• _REQUIREMENT_: In the entries that follow, how many lines contain the word "JSON"? Answer with the number only.

---- RECORDED DATA

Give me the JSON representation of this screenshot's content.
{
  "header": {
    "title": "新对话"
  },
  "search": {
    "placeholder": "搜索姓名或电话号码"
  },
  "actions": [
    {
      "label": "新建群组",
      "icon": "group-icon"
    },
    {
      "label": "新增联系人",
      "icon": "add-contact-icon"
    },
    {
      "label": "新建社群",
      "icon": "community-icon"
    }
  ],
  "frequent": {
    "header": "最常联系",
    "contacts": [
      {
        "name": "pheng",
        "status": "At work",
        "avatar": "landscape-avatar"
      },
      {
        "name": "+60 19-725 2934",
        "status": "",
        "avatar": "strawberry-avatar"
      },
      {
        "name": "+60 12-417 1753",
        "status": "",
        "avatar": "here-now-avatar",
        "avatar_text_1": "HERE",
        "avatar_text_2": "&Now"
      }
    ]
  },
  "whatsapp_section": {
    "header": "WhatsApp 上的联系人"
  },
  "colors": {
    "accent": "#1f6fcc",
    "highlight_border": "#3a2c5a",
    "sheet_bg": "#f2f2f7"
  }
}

--------
---- RECORDED DATA

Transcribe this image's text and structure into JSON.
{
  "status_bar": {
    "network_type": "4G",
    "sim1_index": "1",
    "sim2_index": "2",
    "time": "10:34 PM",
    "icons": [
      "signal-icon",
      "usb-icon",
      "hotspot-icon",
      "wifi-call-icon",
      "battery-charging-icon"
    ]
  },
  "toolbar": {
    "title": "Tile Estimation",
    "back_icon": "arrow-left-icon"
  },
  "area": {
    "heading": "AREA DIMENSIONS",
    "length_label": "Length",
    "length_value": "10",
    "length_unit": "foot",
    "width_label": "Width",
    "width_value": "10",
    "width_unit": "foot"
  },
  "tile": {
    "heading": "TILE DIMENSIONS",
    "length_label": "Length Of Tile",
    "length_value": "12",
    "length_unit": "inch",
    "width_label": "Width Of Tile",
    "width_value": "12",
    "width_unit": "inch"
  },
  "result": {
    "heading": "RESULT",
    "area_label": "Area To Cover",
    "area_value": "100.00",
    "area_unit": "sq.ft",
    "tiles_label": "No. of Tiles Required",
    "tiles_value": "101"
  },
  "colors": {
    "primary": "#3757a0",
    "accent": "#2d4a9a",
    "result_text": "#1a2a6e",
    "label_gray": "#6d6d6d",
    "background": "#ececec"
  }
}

--------

• _IN RESPONSE_: 2